BRIEF:
Begin at the line that contains "Transcribe the text in this document." and repeat every line from there to the end of the records below, inclusive, without adding any other line.

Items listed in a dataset
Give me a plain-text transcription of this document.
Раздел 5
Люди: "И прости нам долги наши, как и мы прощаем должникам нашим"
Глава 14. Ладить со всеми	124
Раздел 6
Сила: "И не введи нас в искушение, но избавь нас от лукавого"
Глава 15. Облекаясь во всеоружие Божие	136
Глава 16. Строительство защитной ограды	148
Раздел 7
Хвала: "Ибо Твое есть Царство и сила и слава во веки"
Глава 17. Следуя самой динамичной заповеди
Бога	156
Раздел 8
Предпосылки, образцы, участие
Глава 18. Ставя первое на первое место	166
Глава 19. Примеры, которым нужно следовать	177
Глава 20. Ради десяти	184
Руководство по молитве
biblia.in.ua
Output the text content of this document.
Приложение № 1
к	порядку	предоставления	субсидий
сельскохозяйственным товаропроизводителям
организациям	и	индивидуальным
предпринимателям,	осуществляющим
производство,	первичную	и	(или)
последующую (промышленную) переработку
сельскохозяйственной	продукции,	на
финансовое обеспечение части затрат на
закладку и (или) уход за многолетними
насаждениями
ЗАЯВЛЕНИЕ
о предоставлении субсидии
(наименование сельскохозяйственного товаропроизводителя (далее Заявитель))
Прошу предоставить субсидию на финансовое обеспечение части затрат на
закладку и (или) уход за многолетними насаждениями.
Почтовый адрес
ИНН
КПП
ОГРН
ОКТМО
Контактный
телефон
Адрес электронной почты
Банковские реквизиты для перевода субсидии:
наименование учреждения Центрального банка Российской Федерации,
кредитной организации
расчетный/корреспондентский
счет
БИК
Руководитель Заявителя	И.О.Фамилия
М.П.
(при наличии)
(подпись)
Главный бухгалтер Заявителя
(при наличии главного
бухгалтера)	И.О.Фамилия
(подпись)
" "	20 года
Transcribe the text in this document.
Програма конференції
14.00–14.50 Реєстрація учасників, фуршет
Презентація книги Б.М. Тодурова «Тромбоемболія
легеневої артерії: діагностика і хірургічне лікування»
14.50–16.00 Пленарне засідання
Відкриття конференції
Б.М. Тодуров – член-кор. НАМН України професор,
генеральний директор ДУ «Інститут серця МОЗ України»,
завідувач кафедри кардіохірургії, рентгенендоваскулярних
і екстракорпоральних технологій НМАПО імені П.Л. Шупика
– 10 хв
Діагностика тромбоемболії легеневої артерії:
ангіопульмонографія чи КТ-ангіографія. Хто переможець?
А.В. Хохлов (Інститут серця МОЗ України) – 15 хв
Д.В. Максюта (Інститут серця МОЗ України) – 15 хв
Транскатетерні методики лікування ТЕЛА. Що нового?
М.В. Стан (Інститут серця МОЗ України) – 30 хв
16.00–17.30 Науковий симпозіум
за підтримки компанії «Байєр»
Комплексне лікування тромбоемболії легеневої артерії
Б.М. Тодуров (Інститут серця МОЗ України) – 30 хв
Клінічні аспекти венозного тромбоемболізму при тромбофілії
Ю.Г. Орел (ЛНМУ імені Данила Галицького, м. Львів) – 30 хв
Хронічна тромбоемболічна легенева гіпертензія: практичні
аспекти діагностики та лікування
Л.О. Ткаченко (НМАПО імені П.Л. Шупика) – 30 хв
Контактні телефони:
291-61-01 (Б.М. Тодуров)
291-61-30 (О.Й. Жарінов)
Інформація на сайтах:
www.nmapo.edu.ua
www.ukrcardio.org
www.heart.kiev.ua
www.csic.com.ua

TASK ANSWER:
Transcribe the text in this document.
Програма конференції
14.00–14.50 Реєстрація учасників, фуршет
Презентація книги Б.М. Тодурова «Тромбоемболія
легеневої артерії: діагностика і хірургічне лікування»
14.50–16.00 Пленарне засідання
Відкриття конференції
Б.М. Тодуров – член-кор. НАМН України професор,
генеральний директор ДУ «Інститут серця МОЗ України»,
завідувач кафедри кардіохірургії, рентгенендоваскулярних
і екстракорпоральних технологій НМАПО імені П.Л. Шупика
– 10 хв
Діагностика тромбоемболії легеневої артерії:
ангіопульмонографія чи КТ-ангіографія. Хто переможець?
А.В. Хохлов (Інститут серця МОЗ України) – 15 хв
Д.В. Максюта (Інститут серця МОЗ України) – 15 хв
Транскатетерні методики лікування ТЕЛА. Що нового?
М.В. Стан (Інститут серця МОЗ України) – 30 хв
16.00–17.30 Науковий симпозіум
за підтримки компанії «Байєр»
Комплексне лікування тромбоемболії легеневої артерії
Б.М. Тодуров (Інститут серця МОЗ України) – 30 хв
Клінічні аспекти венозного тромбоемболізму при тромбофілії
Ю.Г. Орел (ЛНМУ імені Данила Галицького, м. Львів) – 30 хв
Хронічна тромбоемболічна легенева гіпертензія: практичні
аспекти діагностики та лікування
Л.О. Ткаченко (НМАПО імені П.Л. Шупика) – 30 хв
Контактні телефони:
291-61-01 (Б.М. Тодуров)
291-61-30 (О.Й. Жарінов)
Інформація на сайтах:
www.nmapo.edu.ua
www.ukrcardio.org
www.heart.kiev.ua
www.csic.com.ua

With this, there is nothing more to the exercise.